-- REQUEST --
Extract each line where the string "movió" shows up.
_ _ _
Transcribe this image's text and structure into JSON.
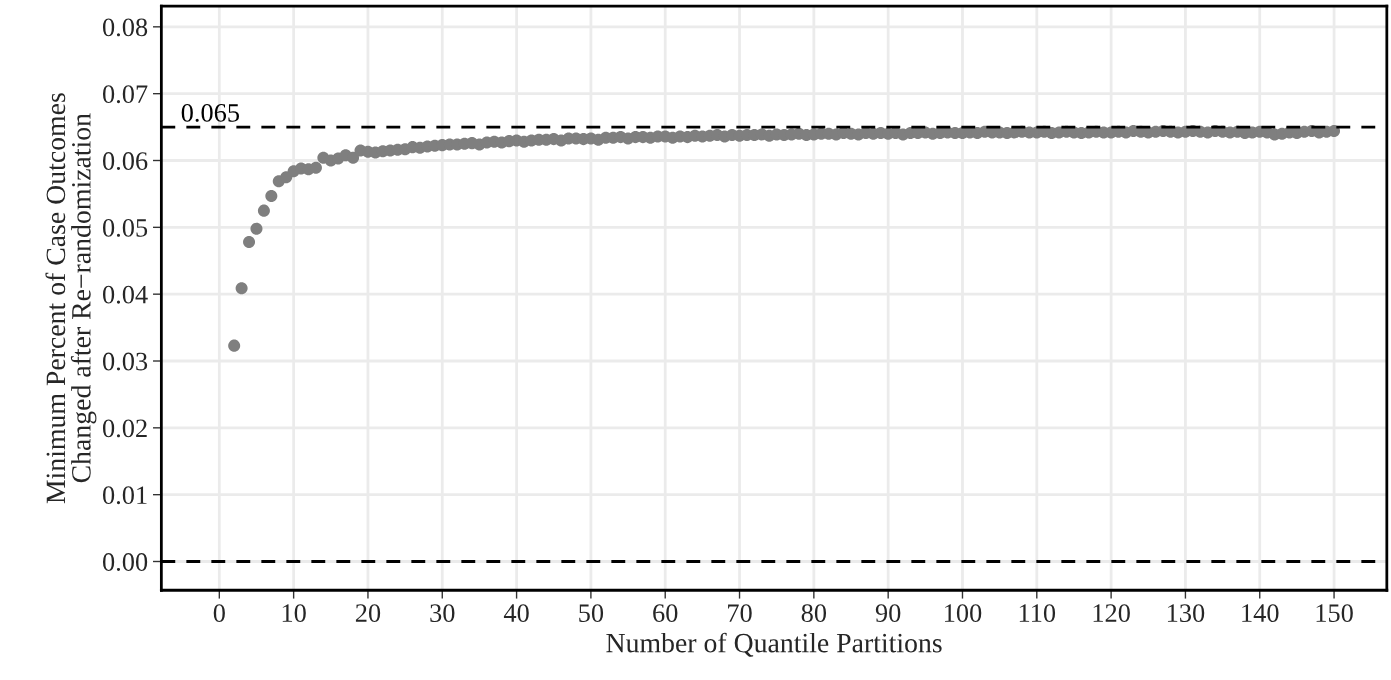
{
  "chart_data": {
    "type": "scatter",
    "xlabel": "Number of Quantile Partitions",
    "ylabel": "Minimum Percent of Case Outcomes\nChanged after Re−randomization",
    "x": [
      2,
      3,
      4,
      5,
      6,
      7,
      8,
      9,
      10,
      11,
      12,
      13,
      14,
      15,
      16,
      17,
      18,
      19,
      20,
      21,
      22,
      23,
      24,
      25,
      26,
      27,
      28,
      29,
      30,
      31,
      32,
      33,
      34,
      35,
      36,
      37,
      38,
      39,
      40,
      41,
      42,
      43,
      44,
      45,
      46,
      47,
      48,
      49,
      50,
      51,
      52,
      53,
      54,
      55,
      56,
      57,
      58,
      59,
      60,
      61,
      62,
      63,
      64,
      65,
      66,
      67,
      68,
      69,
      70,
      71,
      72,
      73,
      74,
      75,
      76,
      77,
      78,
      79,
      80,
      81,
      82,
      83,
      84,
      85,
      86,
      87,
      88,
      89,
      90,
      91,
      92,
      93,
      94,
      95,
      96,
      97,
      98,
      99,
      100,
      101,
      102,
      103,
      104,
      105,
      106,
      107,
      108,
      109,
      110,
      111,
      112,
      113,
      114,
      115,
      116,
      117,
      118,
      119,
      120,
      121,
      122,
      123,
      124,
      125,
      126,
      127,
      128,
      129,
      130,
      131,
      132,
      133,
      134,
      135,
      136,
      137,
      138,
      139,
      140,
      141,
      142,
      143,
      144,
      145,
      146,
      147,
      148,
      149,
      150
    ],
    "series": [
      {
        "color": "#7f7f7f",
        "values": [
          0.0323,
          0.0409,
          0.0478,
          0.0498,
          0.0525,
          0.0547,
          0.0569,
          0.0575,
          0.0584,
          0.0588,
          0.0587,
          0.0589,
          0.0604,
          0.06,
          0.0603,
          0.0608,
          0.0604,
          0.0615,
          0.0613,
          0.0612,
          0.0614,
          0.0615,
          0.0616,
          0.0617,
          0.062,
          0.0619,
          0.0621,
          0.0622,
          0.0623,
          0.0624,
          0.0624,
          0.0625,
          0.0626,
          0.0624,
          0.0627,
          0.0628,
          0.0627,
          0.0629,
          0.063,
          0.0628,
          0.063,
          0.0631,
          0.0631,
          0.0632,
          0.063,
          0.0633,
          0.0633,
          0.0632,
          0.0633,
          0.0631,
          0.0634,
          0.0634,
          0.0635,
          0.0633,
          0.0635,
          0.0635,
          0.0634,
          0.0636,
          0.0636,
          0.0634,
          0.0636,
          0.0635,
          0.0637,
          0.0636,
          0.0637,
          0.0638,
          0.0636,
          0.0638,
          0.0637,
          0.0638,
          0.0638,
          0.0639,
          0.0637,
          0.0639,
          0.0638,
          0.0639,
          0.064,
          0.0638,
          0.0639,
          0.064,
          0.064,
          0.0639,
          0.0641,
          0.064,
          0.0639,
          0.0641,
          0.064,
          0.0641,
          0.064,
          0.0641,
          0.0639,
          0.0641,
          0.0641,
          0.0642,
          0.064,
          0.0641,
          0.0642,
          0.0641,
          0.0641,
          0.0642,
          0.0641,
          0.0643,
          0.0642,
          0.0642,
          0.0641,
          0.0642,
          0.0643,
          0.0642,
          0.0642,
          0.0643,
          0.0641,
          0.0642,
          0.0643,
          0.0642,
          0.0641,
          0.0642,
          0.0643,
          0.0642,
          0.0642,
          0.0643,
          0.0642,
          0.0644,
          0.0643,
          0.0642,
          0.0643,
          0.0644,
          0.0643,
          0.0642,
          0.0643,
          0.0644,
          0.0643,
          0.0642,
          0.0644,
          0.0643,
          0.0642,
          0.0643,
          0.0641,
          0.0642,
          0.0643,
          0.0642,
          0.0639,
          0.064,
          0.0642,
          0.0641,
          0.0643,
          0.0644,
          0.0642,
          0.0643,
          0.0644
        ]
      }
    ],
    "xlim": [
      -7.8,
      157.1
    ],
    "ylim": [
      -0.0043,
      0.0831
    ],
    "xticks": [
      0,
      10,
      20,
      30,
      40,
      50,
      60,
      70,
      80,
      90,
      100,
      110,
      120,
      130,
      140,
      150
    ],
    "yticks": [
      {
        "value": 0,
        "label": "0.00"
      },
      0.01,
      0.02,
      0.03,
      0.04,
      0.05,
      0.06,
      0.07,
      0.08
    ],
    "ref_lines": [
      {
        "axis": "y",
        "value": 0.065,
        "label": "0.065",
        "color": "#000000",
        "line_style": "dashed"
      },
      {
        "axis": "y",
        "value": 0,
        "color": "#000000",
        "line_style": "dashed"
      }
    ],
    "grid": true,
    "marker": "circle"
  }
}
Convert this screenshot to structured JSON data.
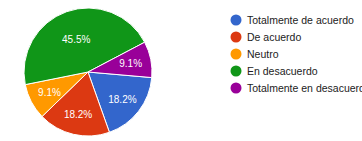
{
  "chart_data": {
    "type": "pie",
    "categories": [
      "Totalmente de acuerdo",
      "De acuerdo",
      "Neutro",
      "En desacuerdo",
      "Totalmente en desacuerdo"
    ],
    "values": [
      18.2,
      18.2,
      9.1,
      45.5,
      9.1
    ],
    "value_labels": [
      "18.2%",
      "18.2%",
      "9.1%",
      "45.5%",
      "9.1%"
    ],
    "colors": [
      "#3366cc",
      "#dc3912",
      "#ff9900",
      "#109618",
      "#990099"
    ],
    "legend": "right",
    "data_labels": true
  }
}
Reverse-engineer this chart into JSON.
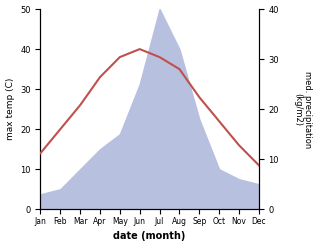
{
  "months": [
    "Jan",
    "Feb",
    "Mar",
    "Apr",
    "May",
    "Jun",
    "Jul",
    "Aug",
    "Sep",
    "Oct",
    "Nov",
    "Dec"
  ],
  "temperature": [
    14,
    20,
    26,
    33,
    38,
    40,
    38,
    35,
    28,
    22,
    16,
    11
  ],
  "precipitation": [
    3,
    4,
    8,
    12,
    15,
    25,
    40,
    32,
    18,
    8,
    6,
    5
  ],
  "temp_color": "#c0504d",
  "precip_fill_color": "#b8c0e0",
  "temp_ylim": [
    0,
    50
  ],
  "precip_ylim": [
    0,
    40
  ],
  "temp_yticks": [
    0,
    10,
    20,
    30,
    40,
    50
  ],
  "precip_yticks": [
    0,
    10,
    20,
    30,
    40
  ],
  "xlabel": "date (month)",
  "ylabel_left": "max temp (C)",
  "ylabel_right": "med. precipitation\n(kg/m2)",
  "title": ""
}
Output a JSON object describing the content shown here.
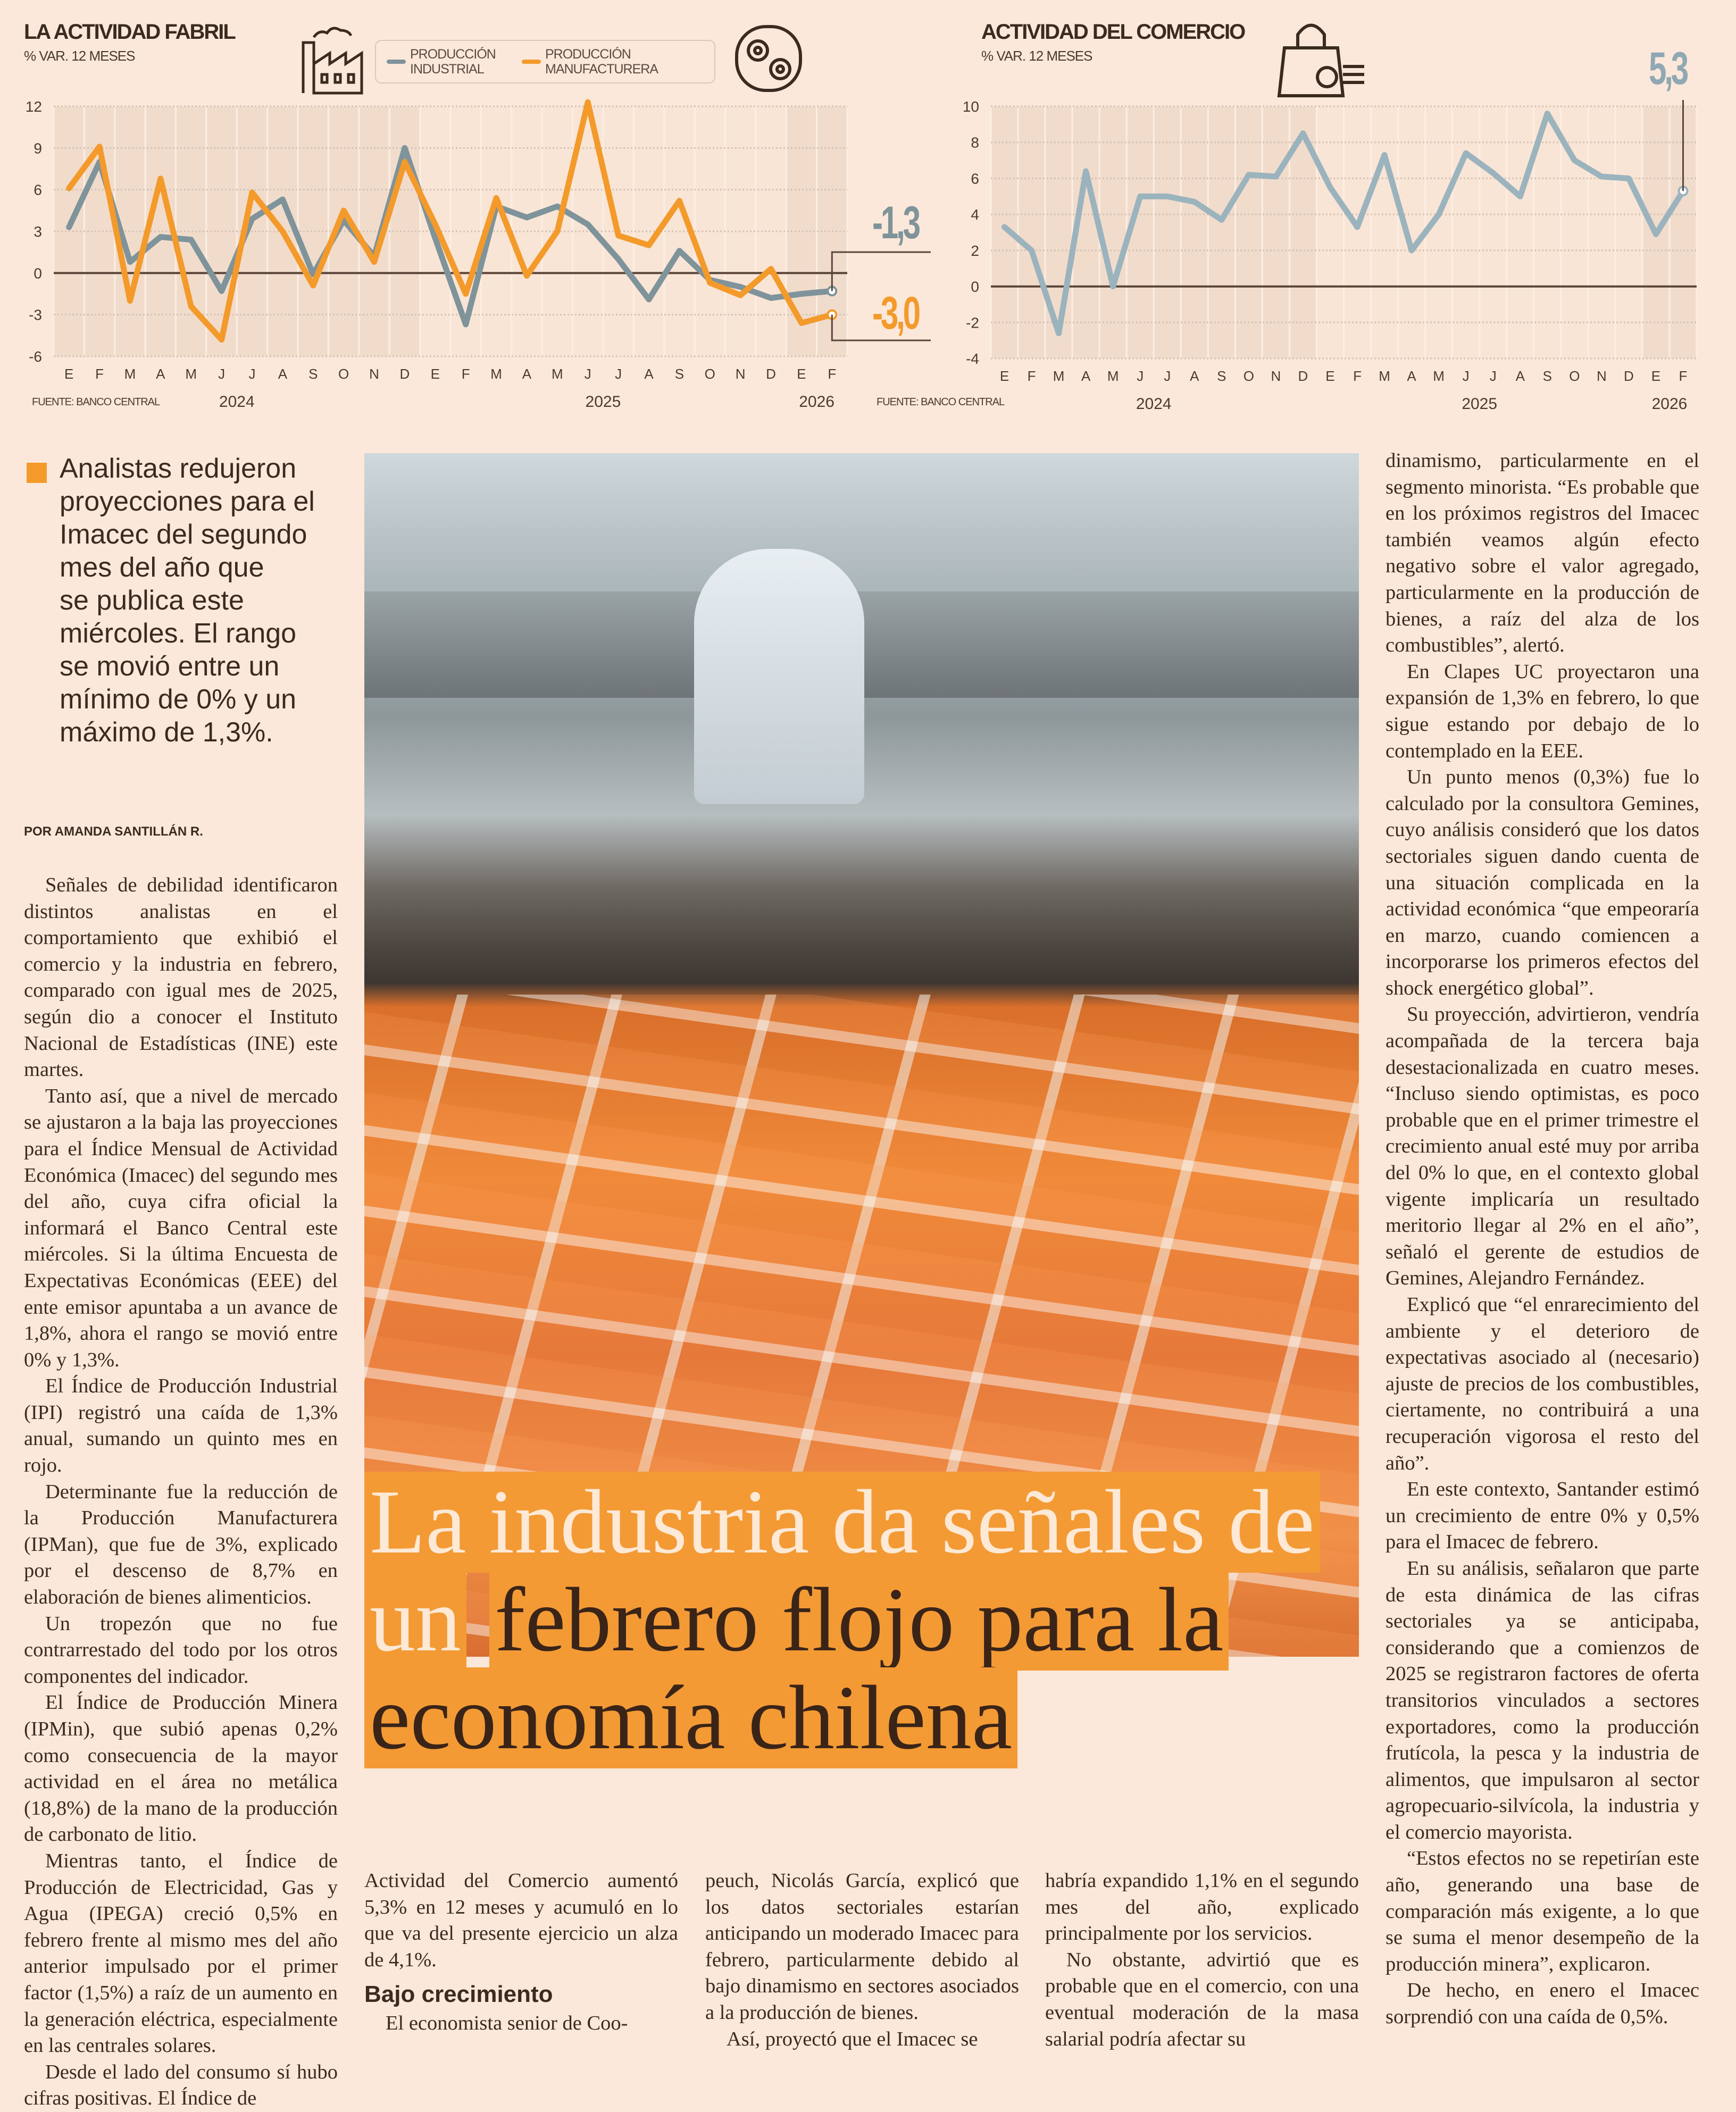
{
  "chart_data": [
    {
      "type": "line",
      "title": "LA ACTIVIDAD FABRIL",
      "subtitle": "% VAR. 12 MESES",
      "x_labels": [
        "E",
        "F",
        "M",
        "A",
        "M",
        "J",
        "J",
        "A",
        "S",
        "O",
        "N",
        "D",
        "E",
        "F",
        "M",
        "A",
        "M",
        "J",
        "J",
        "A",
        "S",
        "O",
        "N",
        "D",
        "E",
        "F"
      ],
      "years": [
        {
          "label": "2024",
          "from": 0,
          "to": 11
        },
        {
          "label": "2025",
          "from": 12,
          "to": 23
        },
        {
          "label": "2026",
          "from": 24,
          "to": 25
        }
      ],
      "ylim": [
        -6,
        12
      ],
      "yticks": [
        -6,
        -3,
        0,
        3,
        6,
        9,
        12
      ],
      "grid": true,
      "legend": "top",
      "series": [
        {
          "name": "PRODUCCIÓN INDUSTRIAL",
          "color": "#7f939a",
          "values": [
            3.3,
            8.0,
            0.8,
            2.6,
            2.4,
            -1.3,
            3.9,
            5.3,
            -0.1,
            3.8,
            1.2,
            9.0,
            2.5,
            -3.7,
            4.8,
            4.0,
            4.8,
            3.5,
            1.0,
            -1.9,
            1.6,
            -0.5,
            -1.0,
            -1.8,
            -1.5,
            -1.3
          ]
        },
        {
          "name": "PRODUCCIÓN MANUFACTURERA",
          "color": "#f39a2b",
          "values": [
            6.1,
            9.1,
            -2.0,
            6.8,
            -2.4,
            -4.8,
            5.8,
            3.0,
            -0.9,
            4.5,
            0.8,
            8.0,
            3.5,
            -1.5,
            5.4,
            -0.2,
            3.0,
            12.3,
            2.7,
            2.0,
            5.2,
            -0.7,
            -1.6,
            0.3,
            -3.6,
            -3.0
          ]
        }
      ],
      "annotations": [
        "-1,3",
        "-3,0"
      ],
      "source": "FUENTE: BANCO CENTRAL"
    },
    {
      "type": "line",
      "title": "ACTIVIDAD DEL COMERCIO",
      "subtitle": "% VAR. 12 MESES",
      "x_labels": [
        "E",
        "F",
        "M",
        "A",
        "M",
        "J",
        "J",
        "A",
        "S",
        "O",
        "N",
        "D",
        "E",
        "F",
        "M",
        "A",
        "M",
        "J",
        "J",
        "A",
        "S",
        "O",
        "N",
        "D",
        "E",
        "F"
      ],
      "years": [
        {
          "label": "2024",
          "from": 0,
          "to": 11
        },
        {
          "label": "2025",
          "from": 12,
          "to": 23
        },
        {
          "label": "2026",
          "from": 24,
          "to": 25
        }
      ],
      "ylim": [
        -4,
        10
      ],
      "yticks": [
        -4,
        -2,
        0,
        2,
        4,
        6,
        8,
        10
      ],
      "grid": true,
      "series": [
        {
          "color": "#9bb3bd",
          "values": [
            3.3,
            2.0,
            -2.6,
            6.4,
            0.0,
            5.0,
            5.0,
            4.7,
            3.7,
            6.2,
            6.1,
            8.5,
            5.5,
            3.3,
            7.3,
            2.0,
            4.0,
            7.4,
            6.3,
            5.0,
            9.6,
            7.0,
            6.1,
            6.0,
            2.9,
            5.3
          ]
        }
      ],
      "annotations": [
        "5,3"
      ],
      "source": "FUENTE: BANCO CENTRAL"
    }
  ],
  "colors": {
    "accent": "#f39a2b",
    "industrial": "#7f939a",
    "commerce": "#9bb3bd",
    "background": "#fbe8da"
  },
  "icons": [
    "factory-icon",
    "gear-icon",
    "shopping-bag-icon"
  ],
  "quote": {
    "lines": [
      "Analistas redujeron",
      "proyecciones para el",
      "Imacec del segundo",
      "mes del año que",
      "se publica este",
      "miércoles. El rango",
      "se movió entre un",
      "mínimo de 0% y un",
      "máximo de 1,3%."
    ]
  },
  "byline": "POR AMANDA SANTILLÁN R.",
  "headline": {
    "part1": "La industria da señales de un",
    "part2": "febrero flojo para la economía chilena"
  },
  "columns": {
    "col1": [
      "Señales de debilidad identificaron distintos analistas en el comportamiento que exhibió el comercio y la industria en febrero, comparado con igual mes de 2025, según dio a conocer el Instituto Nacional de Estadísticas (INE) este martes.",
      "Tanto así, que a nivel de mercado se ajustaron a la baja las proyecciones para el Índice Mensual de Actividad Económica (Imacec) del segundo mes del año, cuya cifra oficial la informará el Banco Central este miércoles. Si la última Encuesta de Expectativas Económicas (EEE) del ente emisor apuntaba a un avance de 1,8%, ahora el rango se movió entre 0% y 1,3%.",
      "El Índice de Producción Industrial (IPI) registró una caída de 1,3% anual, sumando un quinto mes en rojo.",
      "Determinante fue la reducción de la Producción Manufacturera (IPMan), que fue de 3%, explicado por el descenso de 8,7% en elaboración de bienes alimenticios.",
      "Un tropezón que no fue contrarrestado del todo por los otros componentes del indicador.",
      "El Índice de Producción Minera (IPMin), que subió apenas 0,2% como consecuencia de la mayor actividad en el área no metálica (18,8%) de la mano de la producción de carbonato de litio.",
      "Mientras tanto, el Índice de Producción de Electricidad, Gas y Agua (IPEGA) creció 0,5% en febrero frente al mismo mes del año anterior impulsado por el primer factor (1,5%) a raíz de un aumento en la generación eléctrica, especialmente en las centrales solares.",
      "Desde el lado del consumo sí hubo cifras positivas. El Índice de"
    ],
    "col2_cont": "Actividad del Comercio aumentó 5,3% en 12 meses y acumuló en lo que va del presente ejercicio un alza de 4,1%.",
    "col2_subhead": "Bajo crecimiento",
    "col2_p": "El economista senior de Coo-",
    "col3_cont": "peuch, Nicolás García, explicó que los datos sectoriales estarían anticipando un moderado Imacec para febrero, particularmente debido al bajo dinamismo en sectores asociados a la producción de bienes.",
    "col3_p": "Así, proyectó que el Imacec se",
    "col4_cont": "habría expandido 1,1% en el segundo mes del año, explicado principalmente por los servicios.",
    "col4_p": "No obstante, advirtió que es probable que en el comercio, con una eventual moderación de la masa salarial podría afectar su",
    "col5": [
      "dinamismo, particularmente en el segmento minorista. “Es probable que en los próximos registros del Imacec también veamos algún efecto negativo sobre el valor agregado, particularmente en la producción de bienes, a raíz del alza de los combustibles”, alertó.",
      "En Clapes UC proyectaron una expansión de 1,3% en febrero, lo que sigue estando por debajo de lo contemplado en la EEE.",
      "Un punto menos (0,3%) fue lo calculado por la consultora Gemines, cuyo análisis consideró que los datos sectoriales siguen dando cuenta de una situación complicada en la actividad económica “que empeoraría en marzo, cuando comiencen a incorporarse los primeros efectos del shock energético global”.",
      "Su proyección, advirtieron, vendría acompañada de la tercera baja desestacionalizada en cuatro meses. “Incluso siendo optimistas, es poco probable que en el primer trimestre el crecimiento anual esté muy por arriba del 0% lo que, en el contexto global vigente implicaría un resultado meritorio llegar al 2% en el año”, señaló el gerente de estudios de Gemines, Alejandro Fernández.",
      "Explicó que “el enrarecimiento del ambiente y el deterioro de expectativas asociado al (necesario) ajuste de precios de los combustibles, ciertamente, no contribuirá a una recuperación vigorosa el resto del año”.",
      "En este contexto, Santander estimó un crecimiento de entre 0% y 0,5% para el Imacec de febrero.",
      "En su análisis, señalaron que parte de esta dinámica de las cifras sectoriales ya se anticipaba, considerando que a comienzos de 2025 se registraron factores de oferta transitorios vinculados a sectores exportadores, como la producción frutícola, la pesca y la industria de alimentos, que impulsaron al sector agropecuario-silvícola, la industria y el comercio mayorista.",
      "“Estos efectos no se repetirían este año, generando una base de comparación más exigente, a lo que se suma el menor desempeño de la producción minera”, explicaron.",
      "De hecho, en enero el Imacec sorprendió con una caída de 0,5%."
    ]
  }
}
_ _ _
-- FINISHED TASK --
      "se movió entre un",
      "Tanto así, que a nivel de mercado se ajustaron a la baja las proyecciones para el Índice Mensual de Actividad Económica (Imacec) del segundo mes del año, cuya cifra oficial la informará el Banco Central este miércoles. Si la última Encuesta de Expectativas Económicas (EEE) del ente emisor apuntaba a un avance de 1,8%, ahora el rango se movió entre 0% y 1,3%.",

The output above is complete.